WHAT NEEDS TO BE DONE = Can you write out all of the material below, word for word?

───── DATA EXTRACT ─────

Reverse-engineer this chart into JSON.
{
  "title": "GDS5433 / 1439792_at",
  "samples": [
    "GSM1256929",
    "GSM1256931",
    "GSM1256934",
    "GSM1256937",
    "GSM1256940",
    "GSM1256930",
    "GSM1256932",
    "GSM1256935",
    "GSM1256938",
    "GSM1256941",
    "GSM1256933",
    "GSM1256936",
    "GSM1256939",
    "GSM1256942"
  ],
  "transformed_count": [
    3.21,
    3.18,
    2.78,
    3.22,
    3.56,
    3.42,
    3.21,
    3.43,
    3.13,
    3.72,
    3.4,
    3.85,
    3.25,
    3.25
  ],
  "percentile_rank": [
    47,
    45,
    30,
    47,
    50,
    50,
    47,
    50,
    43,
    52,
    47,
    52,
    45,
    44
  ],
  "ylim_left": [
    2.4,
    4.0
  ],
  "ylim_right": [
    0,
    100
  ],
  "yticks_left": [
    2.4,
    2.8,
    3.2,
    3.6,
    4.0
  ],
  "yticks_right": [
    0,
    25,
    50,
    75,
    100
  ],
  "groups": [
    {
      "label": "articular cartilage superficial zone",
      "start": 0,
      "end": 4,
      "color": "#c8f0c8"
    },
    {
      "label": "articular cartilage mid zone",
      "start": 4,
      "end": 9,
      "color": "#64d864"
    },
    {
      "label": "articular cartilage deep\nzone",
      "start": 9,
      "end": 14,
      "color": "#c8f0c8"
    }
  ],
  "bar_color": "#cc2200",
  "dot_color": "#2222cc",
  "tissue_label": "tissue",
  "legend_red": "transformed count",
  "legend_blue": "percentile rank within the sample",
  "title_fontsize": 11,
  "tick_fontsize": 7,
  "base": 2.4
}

─────

WRITTEN REPLY =
Reverse-engineer this chart into JSON.
{
  "title": "GDS5433 / 1439792_at",
  "samples": [
    "GSM1256929",
    "GSM1256931",
    "GSM1256934",
    "GSM1256937",
    "GSM1256940",
    "GSM1256930",
    "GSM1256932",
    "GSM1256935",
    "GSM1256938",
    "GSM1256941",
    "GSM1256933",
    "GSM1256936",
    "GSM1256939",
    "GSM1256942"
  ],
  "transformed_count": [
    3.21,
    3.18,
    2.78,
    3.22,
    3.56,
    3.42,
    3.21,
    3.43,
    3.13,
    3.72,
    3.4,
    3.85,
    3.25,
    3.25
  ],
  "percentile_rank": [
    47,
    45,
    30,
    47,
    50,
    50,
    47,
    50,
    43,
    52,
    47,
    52,
    45,
    44
  ],
  "ylim_left": [
    2.4,
    4.0
  ],
  "ylim_right": [
    0,
    100
  ],
  "yticks_left": [
    2.4,
    2.8,
    3.2,
    3.6,
    4.0
  ],
  "yticks_right": [
    0,
    25,
    50,
    75,
    100
  ],
  "groups": [
    {
      "label": "articular cartilage superficial zone",
      "start": 0,
      "end": 4,
      "color": "#c8f0c8"
    },
    {
      "label": "articular cartilage mid zone",
      "start": 4,
      "end": 9,
      "color": "#64d864"
    },
    {
      "label": "articular cartilage deep\nzone",
      "start": 9,
      "end": 14,
      "color": "#c8f0c8"
    }
  ],
  "bar_color": "#cc2200",
  "dot_color": "#2222cc",
  "tissue_label": "tissue",
  "legend_red": "transformed count",
  "legend_blue": "percentile rank within the sample",
  "title_fontsize": 11,
  "tick_fontsize": 7,
  "base": 2.4
}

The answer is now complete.